Set exercise:
Copy all of the records below verbatim.
——————
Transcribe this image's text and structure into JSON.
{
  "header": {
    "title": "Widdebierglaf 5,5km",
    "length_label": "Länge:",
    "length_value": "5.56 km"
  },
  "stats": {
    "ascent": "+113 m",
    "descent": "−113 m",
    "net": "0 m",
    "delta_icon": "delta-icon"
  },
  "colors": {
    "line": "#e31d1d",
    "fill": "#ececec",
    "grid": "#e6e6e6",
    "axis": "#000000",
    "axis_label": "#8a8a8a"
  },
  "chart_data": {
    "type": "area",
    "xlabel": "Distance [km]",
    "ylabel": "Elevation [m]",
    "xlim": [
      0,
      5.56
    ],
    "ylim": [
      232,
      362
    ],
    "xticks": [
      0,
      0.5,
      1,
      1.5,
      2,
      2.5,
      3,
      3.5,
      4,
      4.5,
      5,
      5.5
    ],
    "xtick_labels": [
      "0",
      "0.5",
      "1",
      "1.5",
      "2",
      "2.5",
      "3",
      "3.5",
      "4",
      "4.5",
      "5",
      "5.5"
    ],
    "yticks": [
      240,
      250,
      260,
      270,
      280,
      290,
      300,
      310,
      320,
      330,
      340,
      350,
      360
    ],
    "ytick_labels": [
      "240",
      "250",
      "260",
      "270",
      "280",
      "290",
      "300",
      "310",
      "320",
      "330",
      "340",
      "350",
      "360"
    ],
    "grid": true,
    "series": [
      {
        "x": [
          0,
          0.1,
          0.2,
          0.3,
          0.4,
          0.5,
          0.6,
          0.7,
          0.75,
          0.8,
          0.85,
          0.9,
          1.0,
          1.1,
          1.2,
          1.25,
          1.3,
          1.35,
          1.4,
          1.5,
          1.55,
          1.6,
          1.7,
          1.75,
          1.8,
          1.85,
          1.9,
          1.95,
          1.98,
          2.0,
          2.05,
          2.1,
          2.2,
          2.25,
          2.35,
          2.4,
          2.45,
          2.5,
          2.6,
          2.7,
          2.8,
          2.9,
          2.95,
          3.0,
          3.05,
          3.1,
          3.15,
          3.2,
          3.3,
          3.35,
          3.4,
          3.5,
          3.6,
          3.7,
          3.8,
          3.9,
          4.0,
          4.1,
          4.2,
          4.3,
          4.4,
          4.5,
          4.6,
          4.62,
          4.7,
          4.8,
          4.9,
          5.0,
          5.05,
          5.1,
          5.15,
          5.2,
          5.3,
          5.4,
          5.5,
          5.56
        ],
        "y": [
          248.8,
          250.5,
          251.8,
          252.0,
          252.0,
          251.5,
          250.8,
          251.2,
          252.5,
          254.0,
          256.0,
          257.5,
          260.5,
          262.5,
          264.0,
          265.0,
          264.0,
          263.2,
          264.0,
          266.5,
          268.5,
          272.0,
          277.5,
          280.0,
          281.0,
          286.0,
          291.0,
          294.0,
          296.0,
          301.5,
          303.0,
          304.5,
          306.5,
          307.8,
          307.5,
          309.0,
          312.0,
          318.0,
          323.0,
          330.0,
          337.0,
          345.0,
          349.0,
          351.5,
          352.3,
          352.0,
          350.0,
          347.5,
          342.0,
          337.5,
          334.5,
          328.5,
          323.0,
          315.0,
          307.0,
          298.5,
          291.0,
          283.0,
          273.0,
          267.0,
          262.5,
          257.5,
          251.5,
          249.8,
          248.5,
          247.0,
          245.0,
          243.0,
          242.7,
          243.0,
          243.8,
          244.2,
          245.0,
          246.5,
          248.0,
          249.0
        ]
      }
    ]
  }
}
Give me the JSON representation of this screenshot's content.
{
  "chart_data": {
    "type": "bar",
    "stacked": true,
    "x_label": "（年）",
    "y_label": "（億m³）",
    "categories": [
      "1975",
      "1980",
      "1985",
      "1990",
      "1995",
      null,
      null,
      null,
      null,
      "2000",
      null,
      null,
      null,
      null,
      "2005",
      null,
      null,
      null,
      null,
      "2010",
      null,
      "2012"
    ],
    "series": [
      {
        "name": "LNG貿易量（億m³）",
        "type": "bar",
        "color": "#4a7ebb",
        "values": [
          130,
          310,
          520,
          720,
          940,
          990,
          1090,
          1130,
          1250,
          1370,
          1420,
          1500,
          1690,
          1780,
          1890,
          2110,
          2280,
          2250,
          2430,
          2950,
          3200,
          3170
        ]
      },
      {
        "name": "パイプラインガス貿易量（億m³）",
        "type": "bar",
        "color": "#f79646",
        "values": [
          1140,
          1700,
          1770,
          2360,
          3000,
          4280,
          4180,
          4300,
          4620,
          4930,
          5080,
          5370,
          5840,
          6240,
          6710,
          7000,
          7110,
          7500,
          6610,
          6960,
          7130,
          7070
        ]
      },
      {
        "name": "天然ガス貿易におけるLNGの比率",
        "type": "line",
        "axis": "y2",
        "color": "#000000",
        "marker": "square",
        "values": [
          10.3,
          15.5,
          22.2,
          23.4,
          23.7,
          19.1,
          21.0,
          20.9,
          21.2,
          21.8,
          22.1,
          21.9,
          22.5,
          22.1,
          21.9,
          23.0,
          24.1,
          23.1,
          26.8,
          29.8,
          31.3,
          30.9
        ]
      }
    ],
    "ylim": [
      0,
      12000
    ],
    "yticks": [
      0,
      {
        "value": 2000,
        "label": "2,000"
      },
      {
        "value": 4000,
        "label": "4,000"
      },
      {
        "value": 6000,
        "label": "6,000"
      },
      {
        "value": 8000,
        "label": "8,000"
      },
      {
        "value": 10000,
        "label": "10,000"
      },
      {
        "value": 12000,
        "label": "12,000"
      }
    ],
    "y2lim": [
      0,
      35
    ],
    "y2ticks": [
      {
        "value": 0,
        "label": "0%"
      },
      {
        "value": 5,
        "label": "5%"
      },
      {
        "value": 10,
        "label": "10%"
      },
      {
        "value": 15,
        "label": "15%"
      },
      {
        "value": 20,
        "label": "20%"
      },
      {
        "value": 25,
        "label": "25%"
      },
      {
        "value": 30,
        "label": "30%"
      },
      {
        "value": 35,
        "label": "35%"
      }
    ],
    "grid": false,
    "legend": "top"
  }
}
——————
Full output:
Transcribe this image's text and structure into JSON.
{
  "header": {
    "title": "Widdebierglaf 5,5km",
    "length_label": "Länge:",
    "length_value": "5.56 km"
  },
  "stats": {
    "ascent": "+113 m",
    "descent": "−113 m",
    "net": "0 m",
    "delta_icon": "delta-icon"
  },
  "colors": {
    "line": "#e31d1d",
    "fill": "#ececec",
    "grid": "#e6e6e6",
    "axis": "#000000",
    "axis_label": "#8a8a8a"
  },
  "chart_data": {
    "type": "area",
    "xlabel": "Distance [km]",
    "ylabel": "Elevation [m]",
    "xlim": [
      0,
      5.56
    ],
    "ylim": [
      232,
      362
    ],
    "xticks": [
      0,
      0.5,
      1,
      1.5,
      2,
      2.5,
      3,
      3.5,
      4,
      4.5,
      5,
      5.5
    ],
    "xtick_labels": [
      "0",
      "0.5",
      "1",
      "1.5",
      "2",
      "2.5",
      "3",
      "3.5",
      "4",
      "4.5",
      "5",
      "5.5"
    ],
    "yticks": [
      240,
      250,
      260,
      270,
      280,
      290,
      300,
      310,
      320,
      330,
      340,
      350,
      360
    ],
    "ytick_labels": [
      "240",
      "250",
      "260",
      "270",
      "280",
      "290",
      "300",
      "310",
      "320",
      "330",
      "340",
      "350",
      "360"
    ],
    "grid": true,
    "series": [
      {
        "x": [
          0,
          0.1,
          0.2,
          0.3,
          0.4,
          0.5,
          0.6,
          0.7,
          0.75,
          0.8,
          0.85,
          0.9,
          1.0,
          1.1,
          1.2,
          1.25,
          1.3,
          1.35,
          1.4,
          1.5,
          1.55,
          1.6,
          1.7,
          1.75,
          1.8,
          1.85,
          1.9,
          1.95,
          1.98,
          2.0,
          2.05,
          2.1,
          2.2,
          2.25,
          2.35,
          2.4,
          2.45,
          2.5,
          2.6,
          2.7,
          2.8,
          2.9,
          2.95,
          3.0,
          3.05,
          3.1,
          3.15,
          3.2,
          3.3,
          3.35,
          3.4,
          3.5,
          3.6,
          3.7,
          3.8,
          3.9,
          4.0,
          4.1,
          4.2,
          4.3,
          4.4,
          4.5,
          4.6,
          4.62,
          4.7,
          4.8,
          4.9,
          5.0,
          5.05,
          5.1,
          5.15,
          5.2,
          5.3,
          5.4,
          5.5,
          5.56
        ],
        "y": [
          248.8,
          250.5,
          251.8,
          252.0,
          252.0,
          251.5,
          250.8,
          251.2,
          252.5,
          254.0,
          256.0,
          257.5,
          260.5,
          262.5,
          264.0,
          265.0,
          264.0,
          263.2,
          264.0,
          266.5,
          268.5,
          272.0,
          277.5,
          280.0,
          281.0,
          286.0,
          291.0,
          294.0,
          296.0,
          301.5,
          303.0,
          304.5,
          306.5,
          307.8,
          307.5,
          309.0,
          312.0,
          318.0,
          323.0,
          330.0,
          337.0,
          345.0,
          349.0,
          351.5,
          352.3,
          352.0,
          350.0,
          347.5,
          342.0,
          337.5,
          334.5,
          328.5,
          323.0,
          315.0,
          307.0,
          298.5,
          291.0,
          283.0,
          273.0,
          267.0,
          262.5,
          257.5,
          251.5,
          249.8,
          248.5,
          247.0,
          245.0,
          243.0,
          242.7,
          243.0,
          243.8,
          244.2,
          245.0,
          246.5,
          248.0,
          249.0
        ]
      }
    ]
  }
}
Give me the JSON representation of this screenshot's content.
{
  "chart_data": {
    "type": "bar",
    "stacked": true,
    "x_label": "（年）",
    "y_label": "（億m³）",
    "categories": [
      "1975",
      "1980",
      "1985",
      "1990",
      "1995",
      null,
      null,
      null,
      null,
      "2000",
      null,
      null,
      null,
      null,
      "2005",
      null,
      null,
      null,
      null,
      "2010",
      null,
      "2012"
    ],
    "series": [
      {
        "name": "LNG貿易量（億m³）",
        "type": "bar",
        "color": "#4a7ebb",
        "values": [
          130,
          310,
          520,
          720,
          940,
          990,
          1090,
          1130,
          1250,
          1370,
          1420,
          1500,
          1690,
          1780,
          1890,
          2110,
          2280,
          2250,
          2430,
          2950,
          3200,
          3170
        ]
      },
      {
        "name": "パイプラインガス貿易量（億m³）",
        "type": "bar",
        "color": "#f79646",
        "values": [
          1140,
          1700,
          1770,
          2360,
          3000,
          4280,
          4180,
          4300,
          4620,
          4930,
          5080,
          5370,
          5840,
          6240,
          6710,
          7000,
          7110,
          7500,
          6610,
          6960,
          7130,
          7070
        ]
      },
      {
        "name": "天然ガス貿易におけるLNGの比率",
        "type": "line",
        "axis": "y2",
        "color": "#000000",
        "marker": "square",
        "values": [
          10.3,
          15.5,
          22.2,
          23.4,
          23.7,
          19.1,
          21.0,
          20.9,
          21.2,
          21.8,
          22.1,
          21.9,
          22.5,
          22.1,
          21.9,
          23.0,
          24.1,
          23.1,
          26.8,
          29.8,
          31.3,
          30.9
        ]
      }
    ],
    "ylim": [
      0,
      12000
    ],
    "yticks": [
      0,
      {
        "value": 2000,
        "label": "2,000"
      },
      {
        "value": 4000,
        "label": "4,000"
      },
      {
        "value": 6000,
        "label": "6,000"
      },
      {
        "value": 8000,
        "label": "8,000"
      },
      {
        "value": 10000,
        "label": "10,000"
      },
      {
        "value": 12000,
        "label": "12,000"
      }
    ],
    "y2lim": [
      0,
      35
    ],
    "y2ticks": [
      {
        "value": 0,
        "label": "0%"
      },
      {
        "value": 5,
        "label": "5%"
      },
      {
        "value": 10,
        "label": "10%"
      },
      {
        "value": 15,
        "label": "15%"
      },
      {
        "value": 20,
        "label": "20%"
      },
      {
        "value": 25,
        "label": "25%"
      },
      {
        "value": 30,
        "label": "30%"
      },
      {
        "value": 35,
        "label": "35%"
      }
    ],
    "grid": false,
    "legend": "top"
  }
}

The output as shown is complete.